* BEGIN Excerpted data *

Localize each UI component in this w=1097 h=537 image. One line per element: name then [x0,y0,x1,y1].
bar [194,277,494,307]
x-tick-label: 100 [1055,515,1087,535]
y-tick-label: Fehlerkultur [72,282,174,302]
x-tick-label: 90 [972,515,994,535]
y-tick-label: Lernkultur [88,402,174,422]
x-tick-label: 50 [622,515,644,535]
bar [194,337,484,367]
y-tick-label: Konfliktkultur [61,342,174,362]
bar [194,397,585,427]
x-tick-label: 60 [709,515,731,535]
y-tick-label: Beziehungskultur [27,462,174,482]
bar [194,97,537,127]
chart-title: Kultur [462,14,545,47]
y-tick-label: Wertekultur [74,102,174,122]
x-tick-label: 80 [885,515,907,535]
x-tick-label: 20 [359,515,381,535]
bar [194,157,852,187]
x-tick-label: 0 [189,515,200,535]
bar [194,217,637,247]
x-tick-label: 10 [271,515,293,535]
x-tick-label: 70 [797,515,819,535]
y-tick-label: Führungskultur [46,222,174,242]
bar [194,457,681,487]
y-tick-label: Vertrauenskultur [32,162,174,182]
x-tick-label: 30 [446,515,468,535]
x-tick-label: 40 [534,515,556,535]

* END Excerpted data *

• **Task details**
Copy every line of the records above word for word.

• **Correct response**
Localize each UI component in this w=1097 h=537 image. One line per element: name then [x0,y0,x1,y1].
bar [194,277,494,307]
x-tick-label: 100 [1055,515,1087,535]
y-tick-label: Fehlerkultur [72,282,174,302]
x-tick-label: 90 [972,515,994,535]
y-tick-label: Lernkultur [88,402,174,422]
x-tick-label: 50 [622,515,644,535]
bar [194,337,484,367]
y-tick-label: Konfliktkultur [61,342,174,362]
bar [194,397,585,427]
x-tick-label: 60 [709,515,731,535]
y-tick-label: Beziehungskultur [27,462,174,482]
bar [194,97,537,127]
chart-title: Kultur [462,14,545,47]
y-tick-label: Wertekultur [74,102,174,122]
x-tick-label: 80 [885,515,907,535]
x-tick-label: 20 [359,515,381,535]
bar [194,157,852,187]
x-tick-label: 0 [189,515,200,535]
bar [194,217,637,247]
x-tick-label: 10 [271,515,293,535]
x-tick-label: 70 [797,515,819,535]
y-tick-label: Führungskultur [46,222,174,242]
bar [194,457,681,487]
y-tick-label: Vertrauenskultur [32,162,174,182]
x-tick-label: 30 [446,515,468,535]
x-tick-label: 40 [534,515,556,535]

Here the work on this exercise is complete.